**** DATASET EXTRACT ****
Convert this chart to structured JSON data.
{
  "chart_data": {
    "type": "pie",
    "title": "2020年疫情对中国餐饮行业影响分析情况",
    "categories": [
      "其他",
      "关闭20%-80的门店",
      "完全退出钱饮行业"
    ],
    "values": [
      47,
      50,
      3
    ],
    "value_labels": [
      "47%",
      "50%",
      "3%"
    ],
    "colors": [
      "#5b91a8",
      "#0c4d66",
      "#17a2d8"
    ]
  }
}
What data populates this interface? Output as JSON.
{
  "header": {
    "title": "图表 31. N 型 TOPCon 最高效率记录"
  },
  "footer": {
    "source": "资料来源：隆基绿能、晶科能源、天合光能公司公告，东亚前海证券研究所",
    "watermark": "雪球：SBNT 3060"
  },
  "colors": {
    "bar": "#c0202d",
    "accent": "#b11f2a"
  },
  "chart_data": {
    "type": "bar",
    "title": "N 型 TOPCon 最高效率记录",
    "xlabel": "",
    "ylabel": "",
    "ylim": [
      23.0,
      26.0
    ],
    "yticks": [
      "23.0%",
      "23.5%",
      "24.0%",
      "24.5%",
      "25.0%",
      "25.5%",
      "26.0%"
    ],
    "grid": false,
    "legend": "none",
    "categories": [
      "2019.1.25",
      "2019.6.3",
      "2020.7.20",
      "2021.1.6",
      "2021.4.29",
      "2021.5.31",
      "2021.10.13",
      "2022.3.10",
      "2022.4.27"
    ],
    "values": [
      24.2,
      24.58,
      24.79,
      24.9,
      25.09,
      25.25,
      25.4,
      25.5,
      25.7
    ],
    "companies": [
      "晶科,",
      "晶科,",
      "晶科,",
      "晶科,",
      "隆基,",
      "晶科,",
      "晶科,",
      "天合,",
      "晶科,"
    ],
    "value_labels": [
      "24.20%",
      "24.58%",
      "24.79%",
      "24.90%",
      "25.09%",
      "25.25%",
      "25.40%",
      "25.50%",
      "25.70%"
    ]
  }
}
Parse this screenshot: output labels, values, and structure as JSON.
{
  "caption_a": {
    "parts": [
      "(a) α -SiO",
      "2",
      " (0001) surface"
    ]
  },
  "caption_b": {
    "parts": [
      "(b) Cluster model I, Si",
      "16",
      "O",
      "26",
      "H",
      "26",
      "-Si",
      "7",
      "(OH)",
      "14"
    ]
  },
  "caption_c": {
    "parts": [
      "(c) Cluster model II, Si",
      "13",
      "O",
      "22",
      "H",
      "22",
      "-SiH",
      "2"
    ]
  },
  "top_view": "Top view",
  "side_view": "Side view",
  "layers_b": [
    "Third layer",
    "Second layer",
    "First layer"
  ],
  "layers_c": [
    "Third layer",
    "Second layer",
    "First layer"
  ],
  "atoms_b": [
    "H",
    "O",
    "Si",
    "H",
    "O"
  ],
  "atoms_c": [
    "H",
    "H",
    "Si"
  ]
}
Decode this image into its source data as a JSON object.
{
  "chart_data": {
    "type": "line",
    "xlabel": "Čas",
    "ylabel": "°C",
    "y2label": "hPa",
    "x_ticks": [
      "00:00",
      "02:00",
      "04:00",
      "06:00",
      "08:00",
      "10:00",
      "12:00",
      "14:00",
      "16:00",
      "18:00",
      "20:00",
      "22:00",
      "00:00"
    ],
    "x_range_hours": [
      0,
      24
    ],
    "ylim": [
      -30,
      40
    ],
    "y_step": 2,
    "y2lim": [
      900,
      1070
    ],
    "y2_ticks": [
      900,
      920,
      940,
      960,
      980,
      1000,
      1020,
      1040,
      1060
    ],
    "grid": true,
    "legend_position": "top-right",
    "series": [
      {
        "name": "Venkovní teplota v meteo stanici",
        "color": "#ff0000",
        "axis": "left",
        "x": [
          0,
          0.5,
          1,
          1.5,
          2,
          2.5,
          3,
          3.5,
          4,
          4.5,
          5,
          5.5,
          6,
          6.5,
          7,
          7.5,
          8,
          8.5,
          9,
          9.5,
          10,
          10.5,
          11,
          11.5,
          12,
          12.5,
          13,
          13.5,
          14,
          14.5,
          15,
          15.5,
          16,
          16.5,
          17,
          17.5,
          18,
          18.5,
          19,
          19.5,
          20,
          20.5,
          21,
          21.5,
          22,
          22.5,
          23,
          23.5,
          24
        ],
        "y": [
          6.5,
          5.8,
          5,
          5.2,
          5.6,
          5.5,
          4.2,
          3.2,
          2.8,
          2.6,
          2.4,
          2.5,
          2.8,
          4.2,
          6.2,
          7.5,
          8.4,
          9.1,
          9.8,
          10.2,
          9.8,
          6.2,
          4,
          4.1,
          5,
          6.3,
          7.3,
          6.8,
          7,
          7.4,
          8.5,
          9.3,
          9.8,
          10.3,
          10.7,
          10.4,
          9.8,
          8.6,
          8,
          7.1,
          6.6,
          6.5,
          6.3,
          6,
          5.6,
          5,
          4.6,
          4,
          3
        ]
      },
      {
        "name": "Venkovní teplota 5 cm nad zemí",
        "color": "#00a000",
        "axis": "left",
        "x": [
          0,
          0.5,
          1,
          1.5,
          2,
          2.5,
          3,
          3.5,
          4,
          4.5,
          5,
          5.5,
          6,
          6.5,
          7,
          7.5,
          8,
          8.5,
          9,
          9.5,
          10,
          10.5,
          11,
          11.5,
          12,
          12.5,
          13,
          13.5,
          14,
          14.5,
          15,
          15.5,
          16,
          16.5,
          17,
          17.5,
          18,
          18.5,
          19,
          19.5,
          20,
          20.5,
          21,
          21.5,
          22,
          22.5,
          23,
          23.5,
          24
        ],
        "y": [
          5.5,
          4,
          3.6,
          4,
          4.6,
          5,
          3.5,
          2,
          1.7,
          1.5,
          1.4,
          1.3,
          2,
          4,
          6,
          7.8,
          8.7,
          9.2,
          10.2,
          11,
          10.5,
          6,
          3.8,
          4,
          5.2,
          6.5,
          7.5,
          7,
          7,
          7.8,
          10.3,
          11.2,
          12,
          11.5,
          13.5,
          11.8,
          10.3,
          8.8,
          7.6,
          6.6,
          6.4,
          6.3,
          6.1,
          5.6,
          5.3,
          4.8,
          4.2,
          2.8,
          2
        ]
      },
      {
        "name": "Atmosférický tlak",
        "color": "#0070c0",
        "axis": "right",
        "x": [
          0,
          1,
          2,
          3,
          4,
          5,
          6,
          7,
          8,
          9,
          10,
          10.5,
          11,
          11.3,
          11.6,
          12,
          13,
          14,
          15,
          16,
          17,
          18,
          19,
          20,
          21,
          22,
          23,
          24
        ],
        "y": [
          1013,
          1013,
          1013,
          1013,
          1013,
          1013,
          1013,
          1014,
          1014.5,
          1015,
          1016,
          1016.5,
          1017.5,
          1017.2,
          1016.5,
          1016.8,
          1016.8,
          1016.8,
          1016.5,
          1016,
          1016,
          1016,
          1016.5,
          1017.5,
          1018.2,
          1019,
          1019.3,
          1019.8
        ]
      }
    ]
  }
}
****
* **SHORT TASK**:
The entries above should be repeated exactly, every one of them.

* **EXERCISE OUTPUT**:
Convert this chart to structured JSON data.
{
  "chart_data": {
    "type": "pie",
    "title": "2020年疫情对中国餐饮行业影响分析情况",
    "categories": [
      "其他",
      "关闭20%-80的门店",
      "完全退出钱饮行业"
    ],
    "values": [
      47,
      50,
      3
    ],
    "value_labels": [
      "47%",
      "50%",
      "3%"
    ],
    "colors": [
      "#5b91a8",
      "#0c4d66",
      "#17a2d8"
    ]
  }
}
What data populates this interface? Output as JSON.
{
  "header": {
    "title": "图表 31. N 型 TOPCon 最高效率记录"
  },
  "footer": {
    "source": "资料来源：隆基绿能、晶科能源、天合光能公司公告，东亚前海证券研究所",
    "watermark": "雪球：SBNT 3060"
  },
  "colors": {
    "bar": "#c0202d",
    "accent": "#b11f2a"
  },
  "chart_data": {
    "type": "bar",
    "title": "N 型 TOPCon 最高效率记录",
    "xlabel": "",
    "ylabel": "",
    "ylim": [
      23.0,
      26.0
    ],
    "yticks": [
      "23.0%",
      "23.5%",
      "24.0%",
      "24.5%",
      "25.0%",
      "25.5%",
      "26.0%"
    ],
    "grid": false,
    "legend": "none",
    "categories": [
      "2019.1.25",
      "2019.6.3",
      "2020.7.20",
      "2021.1.6",
      "2021.4.29",
      "2021.5.31",
      "2021.10.13",
      "2022.3.10",
      "2022.4.27"
    ],
    "values": [
      24.2,
      24.58,
      24.79,
      24.9,
      25.09,
      25.25,
      25.4,
      25.5,
      25.7
    ],
    "companies": [
      "晶科,",
      "晶科,",
      "晶科,",
      "晶科,",
      "隆基,",
      "晶科,",
      "晶科,",
      "天合,",
      "晶科,"
    ],
    "value_labels": [
      "24.20%",
      "24.58%",
      "24.79%",
      "24.90%",
      "25.09%",
      "25.25%",
      "25.40%",
      "25.50%",
      "25.70%"
    ]
  }
}
Parse this screenshot: output labels, values, and structure as JSON.
{
  "caption_a": {
    "parts": [
      "(a) α -SiO",
      "2",
      " (0001) surface"
    ]
  },
  "caption_b": {
    "parts": [
      "(b) Cluster model I, Si",
      "16",
      "O",
      "26",
      "H",
      "26",
      "-Si",
      "7",
      "(OH)",
      "14"
    ]
  },
  "caption_c": {
    "parts": [
      "(c) Cluster model II, Si",
      "13",
      "O",
      "22",
      "H",
      "22",
      "-SiH",
      "2"
    ]
  },
  "top_view": "Top view",
  "side_view": "Side view",
  "layers_b": [
    "Third layer",
    "Second layer",
    "First layer"
  ],
  "layers_c": [
    "Third layer",
    "Second layer",
    "First layer"
  ],
  "atoms_b": [
    "H",
    "O",
    "Si",
    "H",
    "O"
  ],
  "atoms_c": [
    "H",
    "H",
    "Si"
  ]
}
Decode this image into its source data as a JSON object.
{
  "chart_data": {
    "type": "line",
    "xlabel": "Čas",
    "ylabel": "°C",
    "y2label": "hPa",
    "x_ticks": [
      "00:00",
      "02:00",
      "04:00",
      "06:00",
      "08:00",
      "10:00",
      "12:00",
      "14:00",
      "16:00",
      "18:00",
      "20:00",
      "22:00",
      "00:00"
    ],
    "x_range_hours": [
      0,
      24
    ],
    "ylim": [
      -30,
      40
    ],
    "y_step": 2,
    "y2lim": [
      900,
      1070
    ],
    "y2_ticks": [
      900,
      920,
      940,
      960,
      980,
      1000,
      1020,
      1040,
      1060
    ],
    "grid": true,
    "legend_position": "top-right",
    "series": [
      {
        "name": "Venkovní teplota v meteo stanici",
        "color": "#ff0000",
        "axis": "left",
        "x": [
          0,
          0.5,
          1,
          1.5,
          2,
          2.5,
          3,
          3.5,
          4,
          4.5,
          5,
          5.5,
          6,
          6.5,
          7,
          7.5,
          8,
          8.5,
          9,
          9.5,
          10,
          10.5,
          11,
          11.5,
          12,
          12.5,
          13,
          13.5,
          14,
          14.5,
          15,
          15.5,
          16,
          16.5,
          17,
          17.5,
          18,
          18.5,
          19,
          19.5,
          20,
          20.5,
          21,
          21.5,
          22,
          22.5,
          23,
          23.5,
          24
        ],
        "y": [
          6.5,
          5.8,
          5,
          5.2,
          5.6,
          5.5,
          4.2,
          3.2,
          2.8,
          2.6,
          2.4,
          2.5,
          2.8,
          4.2,
          6.2,
          7.5,
          8.4,
          9.1,
          9.8,
          10.2,
          9.8,
          6.2,
          4,
          4.1,
          5,
          6.3,
          7.3,
          6.8,
          7,
          7.4,
          8.5,
          9.3,
          9.8,
          10.3,
          10.7,
          10.4,
          9.8,
          8.6,
          8,
          7.1,
          6.6,
          6.5,
          6.3,
          6,
          5.6,
          5,
          4.6,
          4,
          3
        ]
      },
      {
        "name": "Venkovní teplota 5 cm nad zemí",
        "color": "#00a000",
        "axis": "left",
        "x": [
          0,
          0.5,
          1,
          1.5,
          2,
          2.5,
          3,
          3.5,
          4,
          4.5,
          5,
          5.5,
          6,
          6.5,
          7,
          7.5,
          8,
          8.5,
          9,
          9.5,
          10,
          10.5,
          11,
          11.5,
          12,
          12.5,
          13,
          13.5,
          14,
          14.5,
          15,
          15.5,
          16,
          16.5,
          17,
          17.5,
          18,
          18.5,
          19,
          19.5,
          20,
          20.5,
          21,
          21.5,
          22,
          22.5,
          23,
          23.5,
          24
        ],
        "y": [
          5.5,
          4,
          3.6,
          4,
          4.6,
          5,
          3.5,
          2,
          1.7,
          1.5,
          1.4,
          1.3,
          2,
          4,
          6,
          7.8,
          8.7,
          9.2,
          10.2,
          11,
          10.5,
          6,
          3.8,
          4,
          5.2,
          6.5,
          7.5,
          7,
          7,
          7.8,
          10.3,
          11.2,
          12,
          11.5,
          13.5,
          11.8,
          10.3,
          8.8,
          7.6,
          6.6,
          6.4,
          6.3,
          6.1,
          5.6,
          5.3,
          4.8,
          4.2,
          2.8,
          2
        ]
      },
      {
        "name": "Atmosférický tlak",
        "color": "#0070c0",
        "axis": "right",
        "x": [
          0,
          1,
          2,
          3,
          4,
          5,
          6,
          7,
          8,
          9,
          10,
          10.5,
          11,
          11.3,
          11.6,
          12,
          13,
          14,
          15,
          16,
          17,
          18,
          19,
          20,
          21,
          22,
          23,
          24
        ],
        "y": [
          1013,
          1013,
          1013,
          1013,
          1013,
          1013,
          1013,
          1014,
          1014.5,
          1015,
          1016,
          1016.5,
          1017.5,
          1017.2,
          1016.5,
          1016.8,
          1016.8,
          1016.8,
          1016.5,
          1016,
          1016,
          1016,
          1016.5,
          1017.5,
          1018.2,
          1019,
          1019.3,
          1019.8
        ]
      }
    ]
  }
}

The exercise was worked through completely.